### Work required
Transcribe all of the records precisely as they are presented.

§ §

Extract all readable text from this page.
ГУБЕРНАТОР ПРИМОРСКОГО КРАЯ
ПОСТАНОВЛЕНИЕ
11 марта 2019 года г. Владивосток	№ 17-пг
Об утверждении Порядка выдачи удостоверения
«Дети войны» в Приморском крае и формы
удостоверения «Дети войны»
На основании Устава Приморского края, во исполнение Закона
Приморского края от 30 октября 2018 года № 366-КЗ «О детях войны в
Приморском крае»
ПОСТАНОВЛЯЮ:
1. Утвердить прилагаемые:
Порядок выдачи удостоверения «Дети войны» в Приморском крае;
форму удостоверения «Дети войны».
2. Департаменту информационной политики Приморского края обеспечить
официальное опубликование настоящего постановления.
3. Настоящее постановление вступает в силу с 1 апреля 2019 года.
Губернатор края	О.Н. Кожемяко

§ §

### Result of the exercise
Extract all readable text from this page.
ГУБЕРНАТОР ПРИМОРСКОГО КРАЯ
ПОСТАНОВЛЕНИЕ
11 марта 2019 года г. Владивосток	№ 17-пг
Об утверждении Порядка выдачи удостоверения
«Дети войны» в Приморском крае и формы
удостоверения «Дети войны»
На основании Устава Приморского края, во исполнение Закона
Приморского края от 30 октября 2018 года № 366-КЗ «О детях войны в
Приморском крае»
ПОСТАНОВЛЯЮ:
1. Утвердить прилагаемые:
Порядок выдачи удостоверения «Дети войны» в Приморском крае;
форму удостоверения «Дети войны».
2. Департаменту информационной политики Приморского края обеспечить
официальное опубликование настоящего постановления.
3. Настоящее постановление вступает в силу с 1 апреля 2019 года.
Губернатор края	О.Н. Кожемяко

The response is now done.